Element box listing

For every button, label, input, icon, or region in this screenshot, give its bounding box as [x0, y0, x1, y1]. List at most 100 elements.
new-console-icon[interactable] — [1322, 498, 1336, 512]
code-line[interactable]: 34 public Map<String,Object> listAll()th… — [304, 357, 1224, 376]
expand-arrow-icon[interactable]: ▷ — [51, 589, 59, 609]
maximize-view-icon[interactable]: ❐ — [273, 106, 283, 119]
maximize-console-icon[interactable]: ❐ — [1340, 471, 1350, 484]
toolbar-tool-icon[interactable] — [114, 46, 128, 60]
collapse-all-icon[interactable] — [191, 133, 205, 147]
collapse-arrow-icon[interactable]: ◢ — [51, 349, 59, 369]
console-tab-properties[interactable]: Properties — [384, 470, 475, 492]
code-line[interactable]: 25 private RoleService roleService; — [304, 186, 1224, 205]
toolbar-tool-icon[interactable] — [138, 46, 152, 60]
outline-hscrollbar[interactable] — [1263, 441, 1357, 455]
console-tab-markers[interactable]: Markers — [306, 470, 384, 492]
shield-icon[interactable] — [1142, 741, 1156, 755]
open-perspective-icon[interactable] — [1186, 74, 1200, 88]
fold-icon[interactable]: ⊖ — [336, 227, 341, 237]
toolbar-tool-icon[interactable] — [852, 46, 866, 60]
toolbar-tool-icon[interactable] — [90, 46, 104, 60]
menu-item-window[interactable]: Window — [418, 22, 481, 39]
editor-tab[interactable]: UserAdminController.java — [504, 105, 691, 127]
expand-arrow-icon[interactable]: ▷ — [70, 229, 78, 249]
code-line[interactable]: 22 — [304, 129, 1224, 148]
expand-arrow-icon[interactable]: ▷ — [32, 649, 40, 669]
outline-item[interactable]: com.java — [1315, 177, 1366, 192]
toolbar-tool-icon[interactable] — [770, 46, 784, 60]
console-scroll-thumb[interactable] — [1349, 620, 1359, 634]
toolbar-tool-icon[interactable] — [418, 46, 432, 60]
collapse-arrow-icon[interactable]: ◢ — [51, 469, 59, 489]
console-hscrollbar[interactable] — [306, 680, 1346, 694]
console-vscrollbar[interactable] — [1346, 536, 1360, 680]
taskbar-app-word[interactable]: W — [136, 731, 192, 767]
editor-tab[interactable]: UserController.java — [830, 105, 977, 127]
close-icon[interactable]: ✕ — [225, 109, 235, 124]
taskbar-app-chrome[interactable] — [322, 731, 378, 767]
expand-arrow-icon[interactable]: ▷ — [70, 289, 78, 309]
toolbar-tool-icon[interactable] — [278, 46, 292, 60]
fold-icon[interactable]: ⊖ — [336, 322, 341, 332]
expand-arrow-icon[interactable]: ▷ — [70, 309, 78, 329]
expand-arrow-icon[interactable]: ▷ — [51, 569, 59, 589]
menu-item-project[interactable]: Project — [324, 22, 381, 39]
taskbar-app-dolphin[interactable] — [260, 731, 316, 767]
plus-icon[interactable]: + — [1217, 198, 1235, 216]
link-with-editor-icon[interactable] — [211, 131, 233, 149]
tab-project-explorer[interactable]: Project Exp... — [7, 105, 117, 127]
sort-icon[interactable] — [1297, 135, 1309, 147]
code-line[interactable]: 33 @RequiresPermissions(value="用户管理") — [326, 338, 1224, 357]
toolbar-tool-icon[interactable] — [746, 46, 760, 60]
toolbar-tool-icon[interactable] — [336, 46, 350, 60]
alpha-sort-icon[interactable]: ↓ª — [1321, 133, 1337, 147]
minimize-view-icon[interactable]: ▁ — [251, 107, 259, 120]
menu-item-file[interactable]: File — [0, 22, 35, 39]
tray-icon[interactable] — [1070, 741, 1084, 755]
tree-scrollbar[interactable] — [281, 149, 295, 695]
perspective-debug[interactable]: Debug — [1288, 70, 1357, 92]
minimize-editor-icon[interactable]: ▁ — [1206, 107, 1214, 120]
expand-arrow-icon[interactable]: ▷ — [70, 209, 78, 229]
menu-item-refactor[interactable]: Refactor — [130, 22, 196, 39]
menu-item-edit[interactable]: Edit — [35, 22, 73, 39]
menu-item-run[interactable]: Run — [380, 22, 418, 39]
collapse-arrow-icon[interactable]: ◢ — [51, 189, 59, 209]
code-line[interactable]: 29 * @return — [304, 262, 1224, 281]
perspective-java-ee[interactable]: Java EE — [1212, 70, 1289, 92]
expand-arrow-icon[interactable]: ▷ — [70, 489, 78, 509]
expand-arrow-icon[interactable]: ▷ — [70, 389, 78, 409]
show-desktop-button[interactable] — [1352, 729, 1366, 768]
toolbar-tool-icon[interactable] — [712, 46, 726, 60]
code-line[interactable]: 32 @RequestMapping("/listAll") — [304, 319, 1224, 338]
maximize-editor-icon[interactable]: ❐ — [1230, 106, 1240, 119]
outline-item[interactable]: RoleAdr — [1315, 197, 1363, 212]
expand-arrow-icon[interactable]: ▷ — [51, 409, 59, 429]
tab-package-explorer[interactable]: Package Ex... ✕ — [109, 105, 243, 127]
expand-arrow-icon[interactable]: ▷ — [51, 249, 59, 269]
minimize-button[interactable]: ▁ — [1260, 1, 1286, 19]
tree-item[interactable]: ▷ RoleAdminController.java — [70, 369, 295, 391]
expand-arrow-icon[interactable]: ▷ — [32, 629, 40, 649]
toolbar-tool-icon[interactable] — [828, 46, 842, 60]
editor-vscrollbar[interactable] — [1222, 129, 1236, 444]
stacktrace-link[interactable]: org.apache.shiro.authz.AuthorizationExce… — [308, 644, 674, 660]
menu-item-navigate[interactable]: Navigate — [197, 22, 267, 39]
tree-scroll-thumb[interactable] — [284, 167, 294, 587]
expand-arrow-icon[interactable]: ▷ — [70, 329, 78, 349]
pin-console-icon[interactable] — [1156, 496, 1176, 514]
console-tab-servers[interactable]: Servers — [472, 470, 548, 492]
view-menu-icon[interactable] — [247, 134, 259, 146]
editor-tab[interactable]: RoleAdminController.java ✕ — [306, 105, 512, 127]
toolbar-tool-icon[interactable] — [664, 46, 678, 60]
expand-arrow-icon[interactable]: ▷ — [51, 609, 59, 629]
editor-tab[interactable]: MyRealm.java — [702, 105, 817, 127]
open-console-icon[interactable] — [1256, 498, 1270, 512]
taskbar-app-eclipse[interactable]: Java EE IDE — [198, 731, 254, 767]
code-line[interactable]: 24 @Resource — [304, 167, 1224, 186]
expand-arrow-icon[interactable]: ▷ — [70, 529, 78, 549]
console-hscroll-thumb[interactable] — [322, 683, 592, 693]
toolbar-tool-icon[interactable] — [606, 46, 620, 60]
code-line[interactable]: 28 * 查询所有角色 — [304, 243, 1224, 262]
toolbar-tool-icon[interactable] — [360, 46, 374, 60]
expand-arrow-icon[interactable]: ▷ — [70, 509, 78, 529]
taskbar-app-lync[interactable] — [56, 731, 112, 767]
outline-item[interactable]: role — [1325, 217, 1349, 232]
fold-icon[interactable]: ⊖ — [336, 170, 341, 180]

▸ **Work required**:
Please copy the listing from its first line through the line containing "collapse-arrow-icon[interactable]: ◢ — [51, 349, 59, 369]" and switch "screenshot" to "screen capture", changing nothing else.

▸ **Answer to the task**:
For every button, label, input, icon, or region in this screen capture, give its bounding box as [x0, y0, x1, y1]. List at most 100 elements.
new-console-icon[interactable] — [1322, 498, 1336, 512]
code-line[interactable]: 34 public Map<String,Object> listAll()th… — [304, 357, 1224, 376]
expand-arrow-icon[interactable]: ▷ — [51, 589, 59, 609]
maximize-view-icon[interactable]: ❐ — [273, 106, 283, 119]
maximize-console-icon[interactable]: ❐ — [1340, 471, 1350, 484]
toolbar-tool-icon[interactable] — [114, 46, 128, 60]
collapse-all-icon[interactable] — [191, 133, 205, 147]
collapse-arrow-icon[interactable]: ◢ — [51, 349, 59, 369]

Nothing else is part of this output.